*Working data*
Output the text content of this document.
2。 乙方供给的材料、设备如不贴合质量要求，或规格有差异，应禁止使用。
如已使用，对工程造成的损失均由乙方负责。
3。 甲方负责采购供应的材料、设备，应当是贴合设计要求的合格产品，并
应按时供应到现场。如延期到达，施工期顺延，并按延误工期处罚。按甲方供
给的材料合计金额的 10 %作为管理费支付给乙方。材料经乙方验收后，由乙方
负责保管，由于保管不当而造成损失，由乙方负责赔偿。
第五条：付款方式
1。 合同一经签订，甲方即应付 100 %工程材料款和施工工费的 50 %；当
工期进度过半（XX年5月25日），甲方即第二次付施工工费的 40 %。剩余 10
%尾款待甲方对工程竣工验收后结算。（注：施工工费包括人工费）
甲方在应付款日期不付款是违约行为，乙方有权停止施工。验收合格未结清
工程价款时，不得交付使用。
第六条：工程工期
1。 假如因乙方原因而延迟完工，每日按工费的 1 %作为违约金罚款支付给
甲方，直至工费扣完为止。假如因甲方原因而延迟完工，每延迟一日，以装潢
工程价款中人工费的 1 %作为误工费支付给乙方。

*Exercise task*
Make a verbatim copy of every entry shown above.

*Completed exercise*
Output the text content of this document.
2。 乙方供给的材料、设备如不贴合质量要求，或规格有差异，应禁止使用。
如已使用，对工程造成的损失均由乙方负责。
3。 甲方负责采购供应的材料、设备，应当是贴合设计要求的合格产品，并
应按时供应到现场。如延期到达，施工期顺延，并按延误工期处罚。按甲方供
给的材料合计金额的 10 %作为管理费支付给乙方。材料经乙方验收后，由乙方
负责保管，由于保管不当而造成损失，由乙方负责赔偿。
第五条：付款方式
1。 合同一经签订，甲方即应付 100 %工程材料款和施工工费的 50 %；当
工期进度过半（XX年5月25日），甲方即第二次付施工工费的 40 %。剩余 10
%尾款待甲方对工程竣工验收后结算。（注：施工工费包括人工费）
甲方在应付款日期不付款是违约行为，乙方有权停止施工。验收合格未结清
工程价款时，不得交付使用。
第六条：工程工期
1。 假如因乙方原因而延迟完工，每日按工费的 1 %作为违约金罚款支付给
甲方，直至工费扣完为止。假如因甲方原因而延迟完工，每延迟一日，以装潢
工程价款中人工费的 1 %作为误工费支付给乙方。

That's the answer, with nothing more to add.